• Aim:
Using the records below, locate all lines containing "Plus" and return them.

• Exercise input:
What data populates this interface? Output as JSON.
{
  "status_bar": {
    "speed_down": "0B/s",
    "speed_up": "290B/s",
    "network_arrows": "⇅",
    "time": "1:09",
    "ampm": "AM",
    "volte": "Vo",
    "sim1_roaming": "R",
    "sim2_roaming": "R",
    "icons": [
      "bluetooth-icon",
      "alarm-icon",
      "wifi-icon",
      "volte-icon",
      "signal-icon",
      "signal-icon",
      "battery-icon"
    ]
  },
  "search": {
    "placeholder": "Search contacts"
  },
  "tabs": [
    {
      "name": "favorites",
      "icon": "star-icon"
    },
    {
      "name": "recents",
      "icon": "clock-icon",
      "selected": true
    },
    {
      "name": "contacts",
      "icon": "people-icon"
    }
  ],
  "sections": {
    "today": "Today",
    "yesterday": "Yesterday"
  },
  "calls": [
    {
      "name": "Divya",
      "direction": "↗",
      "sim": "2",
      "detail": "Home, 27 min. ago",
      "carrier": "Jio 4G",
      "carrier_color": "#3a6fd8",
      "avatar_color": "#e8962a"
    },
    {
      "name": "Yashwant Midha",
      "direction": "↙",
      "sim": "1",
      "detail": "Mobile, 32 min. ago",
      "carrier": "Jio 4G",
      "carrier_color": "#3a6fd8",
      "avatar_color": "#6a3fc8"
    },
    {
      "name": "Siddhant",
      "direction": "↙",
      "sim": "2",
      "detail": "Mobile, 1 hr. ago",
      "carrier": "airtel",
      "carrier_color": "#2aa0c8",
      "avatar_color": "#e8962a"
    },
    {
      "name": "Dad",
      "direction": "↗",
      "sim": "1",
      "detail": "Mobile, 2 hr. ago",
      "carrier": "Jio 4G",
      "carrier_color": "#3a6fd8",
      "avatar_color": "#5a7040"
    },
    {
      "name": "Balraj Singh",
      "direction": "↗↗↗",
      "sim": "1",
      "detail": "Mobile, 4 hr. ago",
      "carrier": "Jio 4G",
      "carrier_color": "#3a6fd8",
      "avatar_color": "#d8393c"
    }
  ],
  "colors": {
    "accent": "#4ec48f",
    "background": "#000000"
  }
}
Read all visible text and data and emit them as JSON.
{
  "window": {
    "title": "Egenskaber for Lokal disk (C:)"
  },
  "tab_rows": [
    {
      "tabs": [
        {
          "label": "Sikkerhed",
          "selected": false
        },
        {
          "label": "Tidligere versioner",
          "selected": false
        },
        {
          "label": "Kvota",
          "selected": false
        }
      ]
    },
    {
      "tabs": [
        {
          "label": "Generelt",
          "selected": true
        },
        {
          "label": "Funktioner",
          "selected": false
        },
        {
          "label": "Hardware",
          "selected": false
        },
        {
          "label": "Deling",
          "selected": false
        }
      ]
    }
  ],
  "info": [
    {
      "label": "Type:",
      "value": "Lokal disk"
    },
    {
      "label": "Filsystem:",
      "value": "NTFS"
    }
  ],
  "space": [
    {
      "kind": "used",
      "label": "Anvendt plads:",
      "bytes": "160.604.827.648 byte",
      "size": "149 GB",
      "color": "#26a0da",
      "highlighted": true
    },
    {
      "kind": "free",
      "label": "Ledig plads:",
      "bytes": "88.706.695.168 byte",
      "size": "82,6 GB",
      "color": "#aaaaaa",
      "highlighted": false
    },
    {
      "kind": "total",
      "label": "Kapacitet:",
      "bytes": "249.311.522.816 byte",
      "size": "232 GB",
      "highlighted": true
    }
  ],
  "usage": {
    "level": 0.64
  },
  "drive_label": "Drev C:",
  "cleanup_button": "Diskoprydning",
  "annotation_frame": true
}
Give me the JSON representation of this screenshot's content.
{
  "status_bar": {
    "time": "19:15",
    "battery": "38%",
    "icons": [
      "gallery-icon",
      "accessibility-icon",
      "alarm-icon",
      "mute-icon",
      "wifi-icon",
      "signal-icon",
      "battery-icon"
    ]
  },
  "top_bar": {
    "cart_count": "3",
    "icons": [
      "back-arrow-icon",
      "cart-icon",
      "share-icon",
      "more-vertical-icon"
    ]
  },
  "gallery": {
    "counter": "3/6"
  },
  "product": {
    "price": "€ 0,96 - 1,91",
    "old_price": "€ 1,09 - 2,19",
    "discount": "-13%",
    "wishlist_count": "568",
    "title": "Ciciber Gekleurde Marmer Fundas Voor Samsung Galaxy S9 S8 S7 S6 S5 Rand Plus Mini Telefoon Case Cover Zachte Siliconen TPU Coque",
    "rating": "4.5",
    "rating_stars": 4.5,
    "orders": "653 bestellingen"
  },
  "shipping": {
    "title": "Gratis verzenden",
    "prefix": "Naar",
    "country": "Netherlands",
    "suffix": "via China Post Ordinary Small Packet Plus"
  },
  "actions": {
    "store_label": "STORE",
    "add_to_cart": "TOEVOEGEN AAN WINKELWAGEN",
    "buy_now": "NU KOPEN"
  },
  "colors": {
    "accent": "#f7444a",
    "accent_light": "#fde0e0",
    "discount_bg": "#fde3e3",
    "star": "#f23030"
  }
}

• Complete answer:
    "title": "Ciciber Gekleurde Marmer Fundas Voor Samsung Galaxy S9 S8 S7 S6 S5 Rand Plus Mini Telefoon Case Cover Zachte Siliconen TPU Coque",
    "suffix": "via China Post Ordinary Small Packet Plus"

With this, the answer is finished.